Short problem
Where the data below has the string "type", return the whole line.

(Dataset excerpt)
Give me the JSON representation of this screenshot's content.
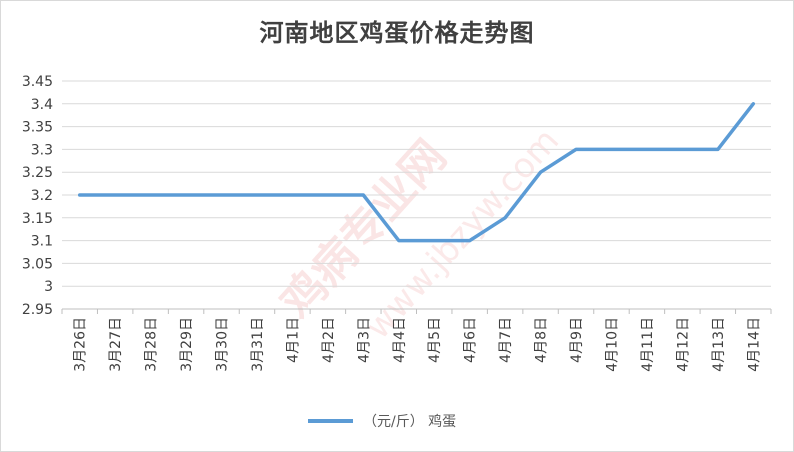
{
  "chart_data": {
    "type": "line",
    "title": "河南地区鸡蛋价格走势图",
    "categories": [
      "3月26日",
      "3月27日",
      "3月28日",
      "3月29日",
      "3月30日",
      "3月31日",
      "4月1日",
      "4月2日",
      "4月3日",
      "4月4日",
      "4月5日",
      "4月6日",
      "4月7日",
      "4月8日",
      "4月9日",
      "4月10日",
      "4月11日",
      "4月12日",
      "4月13日",
      "4月14日"
    ],
    "series": [
      {
        "name": "（元/斤） 鸡蛋",
        "values": [
          3.2,
          3.2,
          3.2,
          3.2,
          3.2,
          3.2,
          3.2,
          3.2,
          3.2,
          3.1,
          3.1,
          3.1,
          3.15,
          3.25,
          3.3,
          3.3,
          3.3,
          3.3,
          3.3,
          3.4
        ],
        "color": "#5b9bd5"
      }
    ],
    "yticks": [
      "2.95",
      "3",
      "3.05",
      "3.1",
      "3.15",
      "3.2",
      "3.25",
      "3.3",
      "3.35",
      "3.4",
      "3.45"
    ],
    "ylim": [
      2.95,
      3.45
    ],
    "grid": true,
    "legend_position": "bottom",
    "watermark": [
      "鸡病专业网",
      "www.jbzyw.com"
    ]
  }
}
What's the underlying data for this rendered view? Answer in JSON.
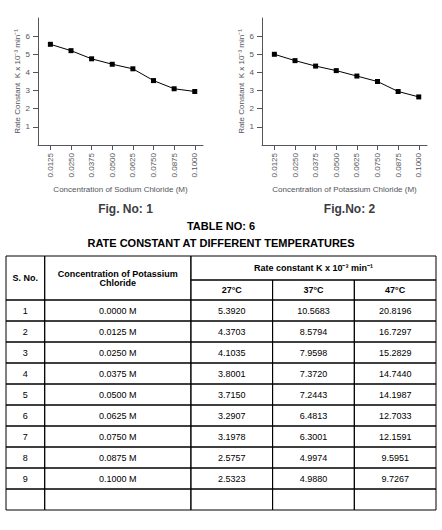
{
  "chart_data": [
    {
      "type": "line",
      "title": "Fig. No: 1",
      "x_label": "Concentration of Sodium Chloride (M)",
      "y_label": "Rate Constant  K x 10⁻³ min⁻¹",
      "x": [
        0.0125,
        0.025,
        0.0375,
        0.05,
        0.0625,
        0.075,
        0.0875,
        0.1
      ],
      "values": [
        5.55,
        5.2,
        4.75,
        4.45,
        4.2,
        3.55,
        3.1,
        2.95
      ],
      "color": "#000000",
      "marker": "square",
      "grid": false,
      "xlim": [
        0.005,
        0.105
      ],
      "xticks": [
        0.0125,
        {
          "value": 0.025,
          "label": "0.0250"
        },
        0.0375,
        {
          "value": 0.05,
          "label": "0.0500"
        },
        0.0625,
        {
          "value": 0.075,
          "label": "0.0750"
        },
        0.0875,
        {
          "value": 0.1,
          "label": "0.1000"
        }
      ],
      "ylim": [
        0,
        7
      ],
      "yticks": [
        1,
        2,
        3,
        4,
        5,
        6
      ]
    },
    {
      "type": "line",
      "title": "Fig.No: 2",
      "x_label": "Concentration of Potassium Chloride (M)",
      "y_label": "Rate Constant  K x 10⁻³ min⁻¹",
      "x": [
        0.0125,
        0.025,
        0.0375,
        0.05,
        0.0625,
        0.075,
        0.0875,
        0.1
      ],
      "values": [
        5.0,
        4.65,
        4.35,
        4.1,
        3.8,
        3.5,
        2.95,
        2.65
      ],
      "color": "#000000",
      "marker": "square",
      "grid": false,
      "xlim": [
        0.005,
        0.105
      ],
      "xticks": [
        0.0125,
        {
          "value": 0.025,
          "label": "0.0250"
        },
        0.0375,
        {
          "value": 0.05,
          "label": "0.0500"
        },
        0.0625,
        {
          "value": 0.075,
          "label": "0.0750"
        },
        0.0875,
        {
          "value": 0.1,
          "label": "0.1000"
        }
      ],
      "ylim": [
        0,
        7
      ],
      "yticks": [
        1,
        2,
        3,
        4,
        5,
        6
      ]
    },
    {
      "type": "table",
      "title": "TABLE NO: 6",
      "subtitle": "RATE CONSTANT AT DIFFERENT TEMPERATURES",
      "color": "#000000",
      "headers": [
        "S. No.",
        "Concentration of Potassium\nChloride",
        "Rate constant K x 10⁻³ min⁻¹"
      ],
      "subheaders": [
        "27°C",
        "37°C",
        "47°C"
      ],
      "rows": [
        [
          "1",
          "0.0000 M",
          "5.3920",
          "10.5683",
          "20.8196"
        ],
        [
          "2",
          "0.0125 M",
          "4.3703",
          "8.5794",
          "16.7297"
        ],
        [
          "3",
          "0.0250 M",
          "4.1035",
          "7.9598",
          "15.2829"
        ],
        [
          "4",
          "0.0375 M",
          "3.8001",
          "7.3720",
          "14.7440"
        ],
        [
          "5",
          "0.0500 M",
          "3.7150",
          "7.2443",
          "14.1987"
        ],
        [
          "6",
          "0.0625 M",
          "3.2907",
          "6.4813",
          "12.7033"
        ],
        [
          "7",
          "0.0750 M",
          "3.1978",
          "6.3001",
          "12.1591"
        ],
        [
          "8",
          "0.0875 M",
          "2.5757",
          "4.9974",
          "9.5951"
        ],
        [
          "9",
          "0.1000 M",
          "2.5323",
          "4.9880",
          "9.7267"
        ]
      ]
    }
  ]
}
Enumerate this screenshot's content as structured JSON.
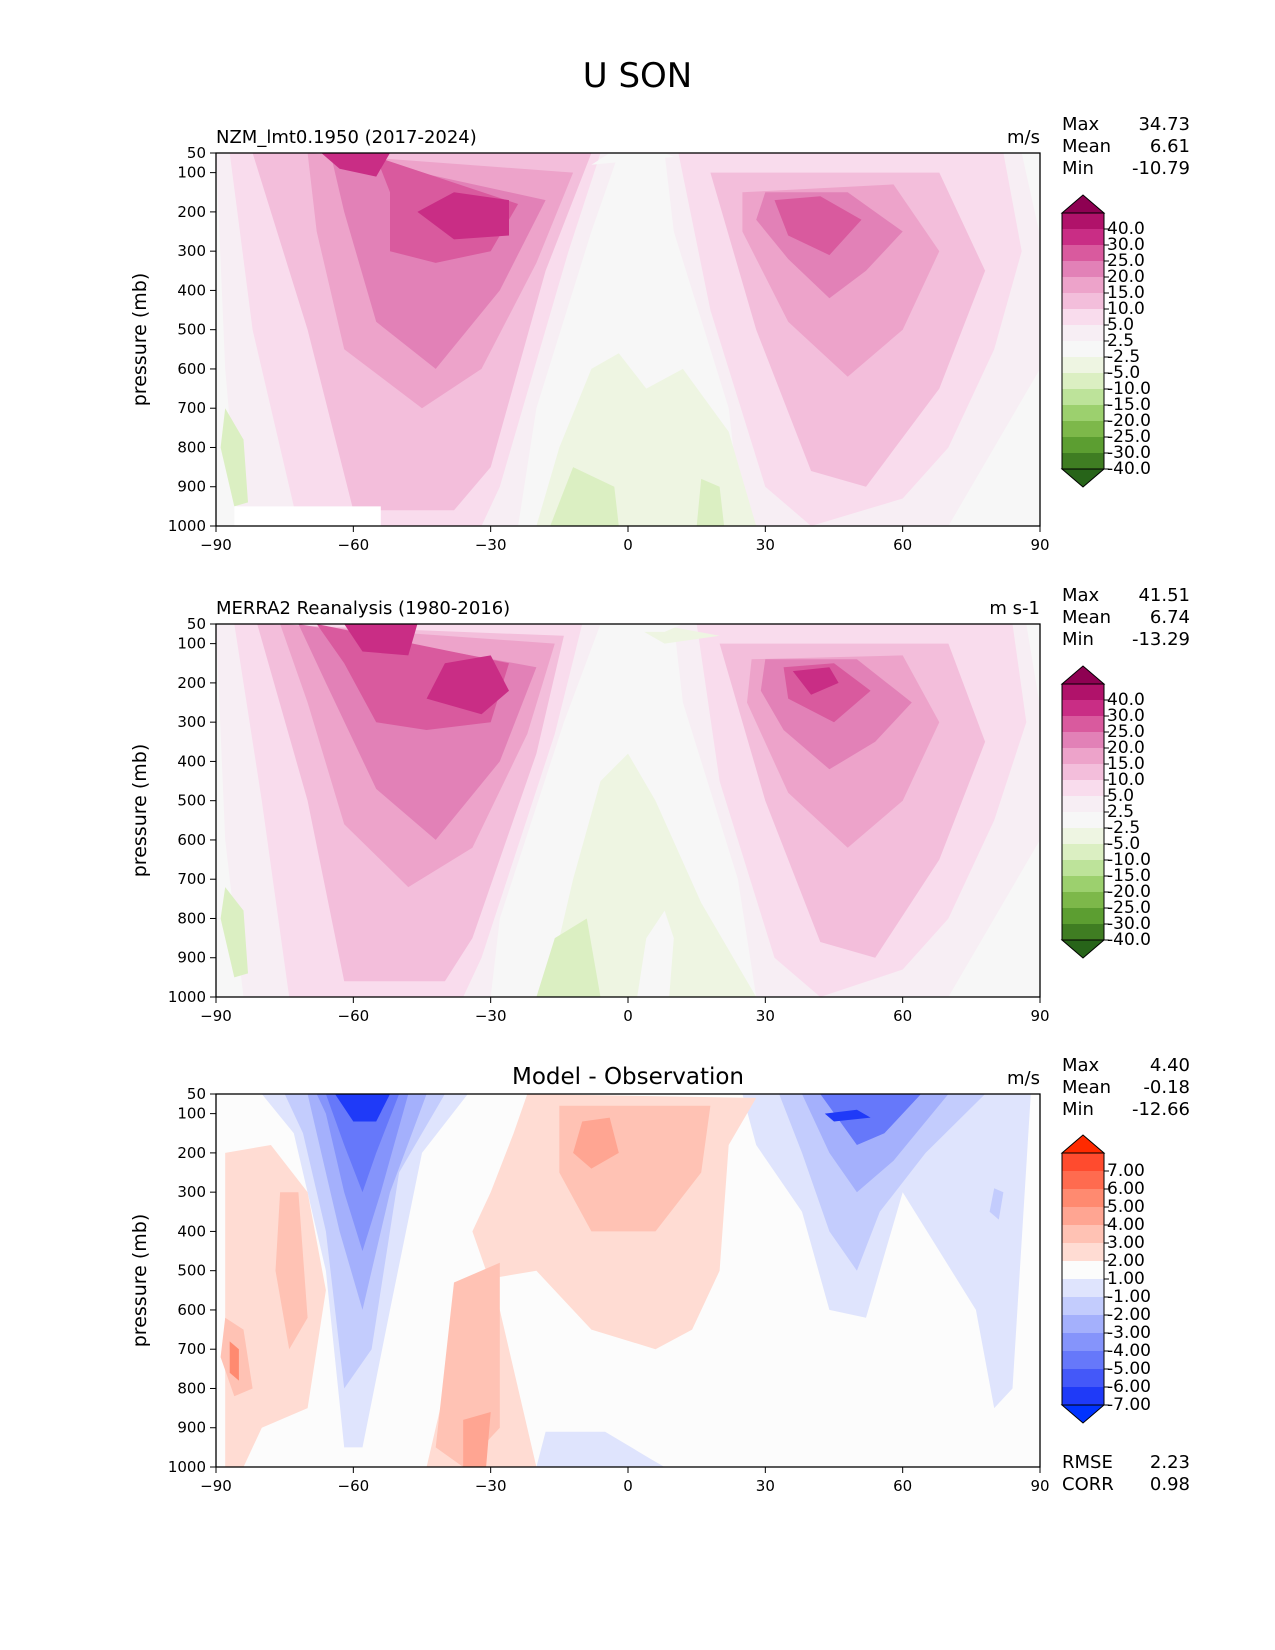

Result of this task
    "type": "line",
      "type": "line",
      "type": "line",
      "type": "table",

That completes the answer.